GOAL:
Copy the lines of the data below starting at the line containing "chart-frame: TheBottleneck.com <box>0" and ending at the line containing "i need the location", with both of those lines included. Omit the pictures from your copy.

··· MATERIAL TO PROCESS

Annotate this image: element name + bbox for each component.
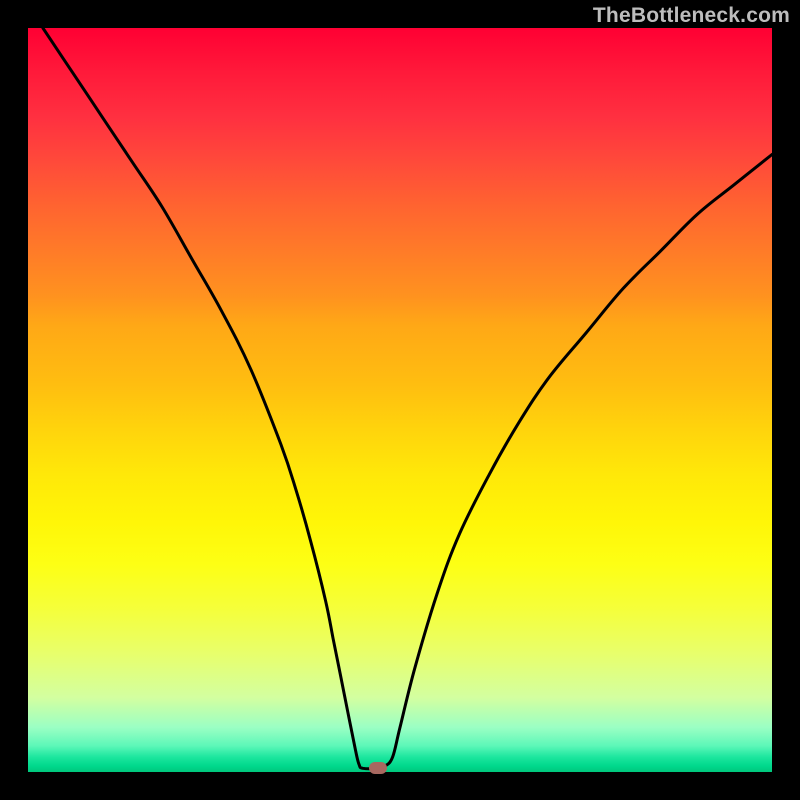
chart-frame: TheBottleneck.com <box>0 0 800 800</box>
bottleneck-curve <box>43 28 772 769</box>
curve-svg <box>28 28 772 772</box>
watermark-text: TheBottleneck.com <box>593 4 790 28</box>
plot-area <box>28 28 772 772</box>
optimal-marker <box>369 762 387 774</box>
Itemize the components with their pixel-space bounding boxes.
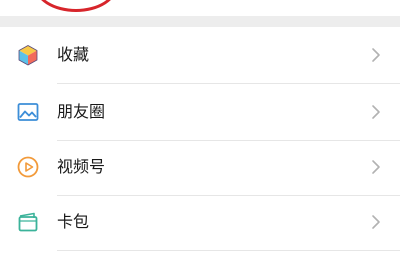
chevron-right-icon — [371, 159, 381, 175]
menu-item-label: 视频号 — [57, 157, 106, 176]
red-annotation-circle — [34, 0, 118, 12]
top-section — [0, 0, 400, 16]
menu-item-label: 朋友圈 — [57, 102, 106, 121]
section-gap — [0, 16, 400, 27]
favorites-cube-icon — [16, 43, 40, 67]
menu-item-label: 卡包 — [57, 212, 90, 231]
menu-list: 收藏 朋友圈 视频号 卡包 — [0, 27, 400, 260]
menu-item-favorites[interactable]: 收藏 — [0, 27, 400, 83]
menu-item-label: 收藏 — [57, 45, 90, 64]
chevron-right-icon — [371, 47, 381, 63]
menu-item-card-wallet[interactable]: 卡包 — [0, 194, 400, 250]
menu-item-channels[interactable]: 视频号 — [0, 139, 400, 195]
card-wallet-icon — [16, 210, 40, 234]
divider — [57, 250, 400, 251]
chevron-right-icon — [371, 214, 381, 230]
chevron-right-icon — [371, 104, 381, 120]
moments-picture-icon — [16, 100, 40, 124]
menu-item-moments[interactable]: 朋友圈 — [0, 84, 400, 140]
channels-play-icon — [16, 155, 40, 179]
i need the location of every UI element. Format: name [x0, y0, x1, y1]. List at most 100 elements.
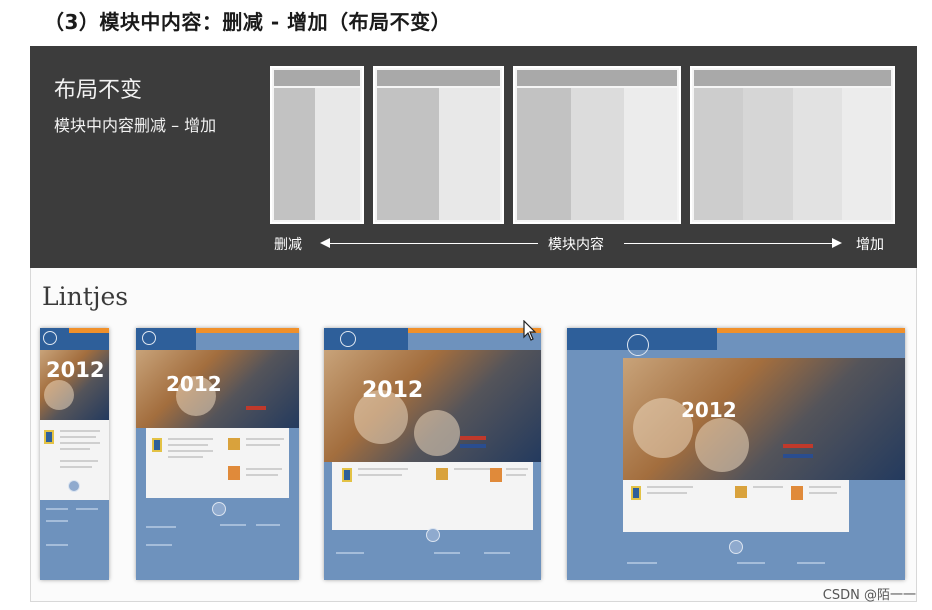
text-line [168, 444, 208, 446]
site-hero-image [623, 358, 905, 480]
frame-header-bar [694, 70, 891, 86]
text-line [753, 486, 783, 488]
footer-circle-icon [729, 540, 743, 554]
text-line [60, 430, 100, 432]
footer-line [46, 520, 68, 522]
frame-header-bar [274, 70, 360, 86]
text-line [454, 468, 490, 470]
text-line [60, 466, 92, 468]
site-preview-tablet-small: 2012 [136, 328, 299, 580]
frame-header-bar [517, 70, 677, 86]
seal-icon [340, 331, 356, 347]
text-line [168, 450, 213, 452]
hero-year: 2012 [166, 372, 222, 396]
reduce-label: 删减 [274, 237, 302, 253]
site-orange-bar [196, 328, 299, 333]
layout-frame-2 [373, 66, 504, 224]
text-line [60, 442, 100, 444]
footer-line [76, 508, 98, 510]
frame-column [274, 88, 316, 220]
cross-icon [735, 486, 747, 498]
hero-year: 2012 [46, 358, 105, 382]
arrow-line-right [624, 243, 834, 244]
site-content-area [623, 480, 849, 532]
content-scale-arrow: 删减 模块内容 增加 [30, 234, 917, 254]
site-preview-mobile: 2012 [40, 328, 109, 580]
plate-shape [695, 418, 749, 472]
site-preview-desktop: 2012 [567, 328, 905, 580]
text-line [358, 468, 408, 470]
frame-column [315, 88, 360, 220]
lintjes-title: Lintjes [42, 282, 129, 311]
footer-line [434, 552, 460, 554]
arrow-line-left [328, 243, 538, 244]
frame-column [438, 88, 500, 220]
text-line [168, 438, 213, 440]
site-preview-tablet: 2012 [324, 328, 541, 580]
frame-column [694, 88, 744, 220]
site-hero-image [324, 350, 541, 462]
text-line [506, 468, 528, 470]
layout-frame-1 [270, 66, 364, 224]
emblem-icon [791, 486, 803, 500]
hero-year: 2012 [681, 398, 737, 422]
text-line [358, 474, 402, 476]
footer-circle-icon [68, 480, 80, 492]
text-line [246, 468, 282, 470]
footer-line [146, 544, 172, 546]
frame-column [377, 88, 439, 220]
frame-column [743, 88, 793, 220]
text-line [809, 492, 837, 494]
layout-frame-3 [513, 66, 681, 224]
footer-line [737, 562, 765, 564]
footer-line [146, 526, 176, 528]
site-content-area [146, 428, 289, 498]
footer-line [46, 544, 68, 546]
cross-icon [228, 438, 240, 450]
text-line [246, 438, 284, 440]
seal-icon [142, 331, 156, 345]
watermark: CSDN @陌一一 [822, 588, 916, 603]
footer-circle-icon [426, 528, 440, 542]
text-line [60, 448, 90, 450]
footer-line [220, 524, 246, 526]
plate-shape [44, 380, 74, 410]
flag-stripe [783, 454, 813, 458]
frame-column [517, 88, 572, 220]
footer-line [46, 508, 68, 510]
flag-stripe [246, 406, 266, 410]
increase-label: 增加 [856, 237, 884, 253]
frame-columns [694, 88, 891, 220]
module-content-label: 模块内容 [548, 237, 604, 253]
flag-stripe [460, 444, 486, 448]
page-heading: （3）模块中内容：删减 - 增加（布局不变） [44, 10, 452, 34]
medal-icon [44, 430, 54, 444]
hero-year: 2012 [362, 378, 424, 403]
seal-icon [43, 331, 57, 345]
text-line [246, 444, 280, 446]
seal-icon [627, 334, 649, 356]
mouse-cursor-icon [523, 320, 537, 341]
medal-icon [152, 438, 162, 452]
diagram-subtitle: 模块中内容删减 – 增加 [54, 116, 217, 135]
frame-header-bar [377, 70, 500, 86]
diagram-title: 布局不变 [54, 78, 143, 103]
site-orange-bar [717, 328, 905, 333]
site-orange-bar [408, 328, 541, 333]
layout-diagram-panel: 布局不变 模块中内容删减 – 增加 删减 模块内容 增加 [30, 46, 917, 268]
footer-line [336, 552, 364, 554]
text-line [809, 486, 841, 488]
site-logo-block [324, 328, 408, 350]
medal-icon [342, 468, 352, 482]
site-orange-bar [69, 328, 109, 333]
frame-columns [517, 88, 677, 220]
site-content-area [332, 462, 533, 530]
text-line [60, 460, 98, 462]
cross-icon [436, 468, 448, 480]
footer-line [627, 562, 657, 564]
text-line [506, 474, 526, 476]
frame-columns [274, 88, 360, 220]
flag-stripe [783, 444, 813, 448]
text-line [168, 456, 203, 458]
emblem-icon [490, 468, 502, 482]
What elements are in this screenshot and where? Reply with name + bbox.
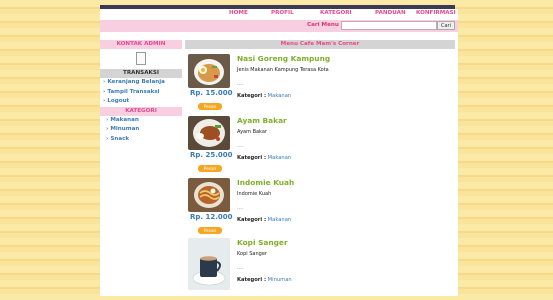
nav-konfirmasi-link[interactable]: KONFIRMASI bbox=[416, 10, 456, 16]
admin-contact-icon[interactable] bbox=[136, 52, 146, 65]
product-ellipsis: .... bbox=[237, 205, 244, 211]
nav-kategori-link[interactable]: KATEGORI bbox=[320, 10, 352, 16]
product-category: Kategori : Makanan bbox=[237, 155, 291, 161]
kategori-heading: KATEGORI bbox=[100, 106, 182, 116]
product-price: Rp. 15.000 bbox=[190, 89, 233, 97]
nav-profil-link[interactable]: PROFIL bbox=[271, 10, 294, 16]
main-nav: HOME PROFIL KATEGORI PANDUAN KONFIRMASI bbox=[100, 9, 458, 20]
product-description: Ayam Bakar bbox=[237, 129, 267, 135]
product-card: Kopi Sanger Kopi Sanger .... Kategori : … bbox=[185, 238, 455, 300]
product-category: Kategori : Makanan bbox=[237, 93, 291, 99]
sidebar-item-keranjang[interactable]: › Keranjang Belanja bbox=[100, 78, 182, 88]
product-ellipsis: .... bbox=[237, 265, 244, 271]
product-description: Kopi Sanger bbox=[237, 251, 267, 257]
product-price: Rp. 12.000 bbox=[190, 213, 233, 221]
category-label: Kategori : bbox=[237, 93, 267, 99]
nav-home-link[interactable]: HOME bbox=[229, 10, 248, 16]
product-ellipsis: .... bbox=[237, 81, 244, 87]
sidebar-item-label: Logout bbox=[107, 98, 130, 104]
sidebar-item-logout[interactable]: › Logout bbox=[100, 97, 182, 107]
category-label: Kategori : bbox=[237, 217, 267, 223]
sidebar-item-makanan[interactable]: › Makanan bbox=[100, 116, 182, 126]
search-input[interactable] bbox=[341, 21, 437, 30]
search-bar: Cari Menu Cari bbox=[100, 20, 458, 32]
order-button[interactable]: Pesan bbox=[198, 165, 222, 172]
order-button[interactable]: Pesan bbox=[198, 227, 222, 234]
product-card: Rp. 12.000 Pesan Indomie Kuah Indomie Ku… bbox=[185, 178, 455, 240]
category-link[interactable]: Makanan bbox=[268, 155, 292, 161]
arrow-icon: › bbox=[106, 126, 109, 132]
arrow-icon: › bbox=[106, 116, 109, 123]
menu-heading: Menu Cafe Mam's Corner bbox=[185, 40, 455, 49]
arrow-icon: › bbox=[103, 88, 106, 95]
product-category: Kategori : Minuman bbox=[237, 277, 292, 283]
category-link[interactable]: Minuman bbox=[268, 277, 292, 283]
nav-panduan-link[interactable]: PANDUAN bbox=[375, 10, 406, 16]
product-price: Rp. 25.000 bbox=[190, 151, 233, 159]
product-category: Kategori : Makanan bbox=[237, 217, 291, 223]
category-link[interactable]: Makanan bbox=[268, 217, 292, 223]
product-description: Indomie Kuah bbox=[237, 191, 272, 197]
sidebar-item-label: Minuman bbox=[110, 126, 140, 132]
product-name[interactable]: Nasi Goreng Kampung bbox=[237, 54, 330, 63]
product-image-indomie-kuah[interactable] bbox=[188, 178, 230, 212]
arrow-icon: › bbox=[103, 98, 106, 104]
category-link[interactable]: Makanan bbox=[268, 93, 292, 99]
sidebar-item-snack[interactable]: › Snack bbox=[100, 135, 182, 145]
sidebar-item-minuman[interactable]: › Minuman bbox=[100, 125, 182, 135]
sidebar-item-label: Tampil Transaksi bbox=[107, 88, 160, 95]
arrow-icon: › bbox=[106, 135, 109, 142]
sidebar-item-label: Snack bbox=[110, 135, 130, 142]
product-ellipsis: .... bbox=[237, 143, 244, 149]
search-button[interactable]: Cari bbox=[437, 21, 455, 30]
category-label: Kategori : bbox=[237, 277, 267, 283]
sidebar-item-label: Keranjang Belanja bbox=[107, 79, 165, 85]
product-name[interactable]: Kopi Sanger bbox=[237, 238, 288, 247]
arrow-icon: › bbox=[103, 79, 106, 85]
sidebar: KONTAK ADMIN TRANSAKSI › Keranjang Belanj… bbox=[100, 40, 182, 296]
admin-contact-heading: KONTAK ADMIN bbox=[100, 40, 182, 49]
product-card: Rp. 15.000 Pesan Nasi Goreng Kampung Jen… bbox=[185, 54, 455, 116]
product-name[interactable]: Ayam Bakar bbox=[237, 116, 287, 125]
product-image-nasi-goreng[interactable] bbox=[188, 54, 230, 88]
sidebar-item-tampil-transaksi[interactable]: › Tampil Transaksi bbox=[100, 88, 182, 98]
sidebar-item-label: Makanan bbox=[110, 116, 139, 123]
category-label: Kategori : bbox=[237, 155, 267, 161]
product-image-kopi-sanger[interactable] bbox=[188, 238, 230, 290]
menu-content: Menu Cafe Mam's Corner Rp. 15.000 Pesan … bbox=[185, 40, 458, 296]
transaksi-heading: TRANSAKSI bbox=[100, 69, 182, 78]
product-image-ayam-bakar[interactable] bbox=[188, 116, 230, 150]
product-name[interactable]: Indomie Kuah bbox=[237, 178, 294, 187]
product-description: Jenis Makanan Kampung Terasa Kota bbox=[237, 67, 329, 73]
product-card: Rp. 25.000 Pesan Ayam Bakar Ayam Bakar .… bbox=[185, 116, 455, 178]
search-label: Cari Menu bbox=[307, 22, 339, 28]
order-button[interactable]: Pesan bbox=[198, 103, 222, 110]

······

RESULT:
chart-frame: TheBottleneck.com <box>0 0 800 800</box>
bottleneck-curve <box>43 28 772 769</box>
curve-svg <box>28 28 772 772</box>
watermark-text: TheBottleneck.com <box>593 4 790 28</box>
plot-area <box>28 28 772 772</box>
optimal-marker <box>369 762 387 774</box>
Itemize the components with their pixel-space bounding boxes.
chevron-right-icon — [371, 159, 381, 175]
menu-item-label: 视频号 — [57, 157, 106, 176]
red-annotation-circle — [34, 0, 118, 12]
top-section — [0, 0, 400, 16]
menu-item-label: 朋友圈 — [57, 102, 106, 121]
section-gap — [0, 16, 400, 27]
favorites-cube-icon — [16, 43, 40, 67]
menu-item-label: 卡包 — [57, 212, 90, 231]
menu-list: 收藏 朋友圈 视频号 卡包 — [0, 27, 400, 260]
menu-item-favorites[interactable]: 收藏 — [0, 27, 400, 83]
menu-item-label: 收藏 — [57, 45, 90, 64]
chevron-right-icon — [371, 47, 381, 63]
menu-item-card-wallet[interactable]: 卡包 — [0, 194, 400, 250]
menu-item-channels[interactable]: 视频号 — [0, 139, 400, 195]
card-wallet-icon — [16, 210, 40, 234]
divider — [57, 250, 400, 251]
chevron-right-icon — [371, 214, 381, 230]
chevron-right-icon — [371, 104, 381, 120]
moments-picture-icon — [16, 100, 40, 124]
menu-item-moments[interactable]: 朋友圈 — [0, 84, 400, 140]
channels-play-icon — [16, 155, 40, 179]
i need the location of every UI element. Format: name [x0, y0, x1, y1]. List at most 100 elements.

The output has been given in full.